**What you have to do:** Write out each line of the listing as it stands, without the images.

Data items
********

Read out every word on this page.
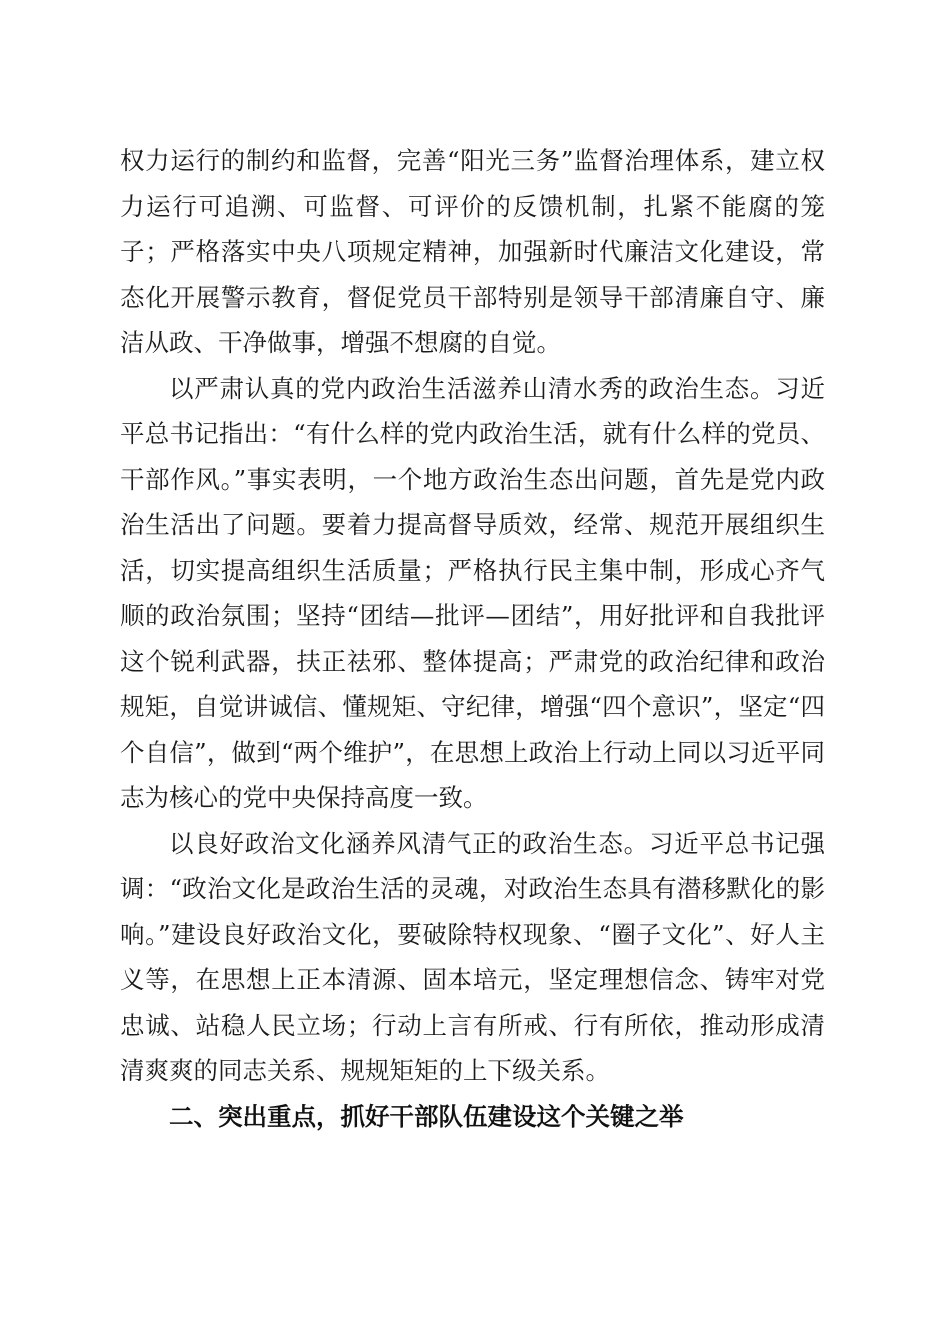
权力运行的制约和监督，完善“阳光三务”监督治理体系，建立权力运行可追溯、可监督、可评价的反馈机制，扎紧不能腐的笼子；严格落实中央八项规定精神，加强新时代廉洁文化建设，常态化开展警示教育，督促党员干部特别是领导干部清廉自守、廉洁从政、干净做事，增强不想腐的自觉。

以严肃认真的党内政治生活滋养山清水秀的政治生态。习近平总书记指出：“有什么样的党内政治生活，就有什么样的党员、干部作风。”事实表明，一个地方政治生态出问题，首先是党内政治生活出了问题。要着力提高督导质效，经常、规范开展组织生活，切实提高组织生活质量；严格执行民主集中制，形成心齐气顺的政治氛围；坚持“团结—批评—团结”，用好批评和自我批评这个锐利武器，扶正祛邪、整体提高；严肃党的政治纪律和政治规矩，自觉讲诚信、懂规矩、守纪律，增强“四个意识”，坚定“四个自信”，做到“两个维护”，在思想上政治上行动上同以习近平同志为核心的党中央保持高度一致。

以良好政治文化涵养风清气正的政治生态。习近平总书记强调：“政治文化是政治生活的灵魂，对政治生态具有潜移默化的影响。”建设良好政治文化，要破除特权现象、“圈子文化”、好人主义等，在思想上正本清源、固本培元，坚定理想信念、铸牢对党忠诚、站稳人民立场；行动上言有所戒、行有所依，推动形成清清爽爽的同志关系、规规矩矩的上下级关系。

二、突出重点，抓好干部队伍建设这个关键之举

********

**The result:**
Read out every word on this page.
权力运行的制约和监督，完善“阳光三务”监督治理体系，建立权力运行可追溯、可监督、可评价的反馈机制，扎紧不能腐的笼子；严格落实中央八项规定精神，加强新时代廉洁文化建设，常态化开展警示教育，督促党员干部特别是领导干部清廉自守、廉洁从政、干净做事，增强不想腐的自觉。

以严肃认真的党内政治生活滋养山清水秀的政治生态。习近平总书记指出：“有什么样的党内政治生活，就有什么样的党员、干部作风。”事实表明，一个地方政治生态出问题，首先是党内政治生活出了问题。要着力提高督导质效，经常、规范开展组织生活，切实提高组织生活质量；严格执行民主集中制，形成心齐气顺的政治氛围；坚持“团结—批评—团结”，用好批评和自我批评这个锐利武器，扶正祛邪、整体提高；严肃党的政治纪律和政治规矩，自觉讲诚信、懂规矩、守纪律，增强“四个意识”，坚定“四个自信”，做到“两个维护”，在思想上政治上行动上同以习近平同志为核心的党中央保持高度一致。

以良好政治文化涵养风清气正的政治生态。习近平总书记强调：“政治文化是政治生活的灵魂，对政治生态具有潜移默化的影响。”建设良好政治文化，要破除特权现象、“圈子文化”、好人主义等，在思想上正本清源、固本培元，坚定理想信念、铸牢对党忠诚、站稳人民立场；行动上言有所戒、行有所依，推动形成清清爽爽的同志关系、规规矩矩的上下级关系。

二、突出重点，抓好干部队伍建设这个关键之举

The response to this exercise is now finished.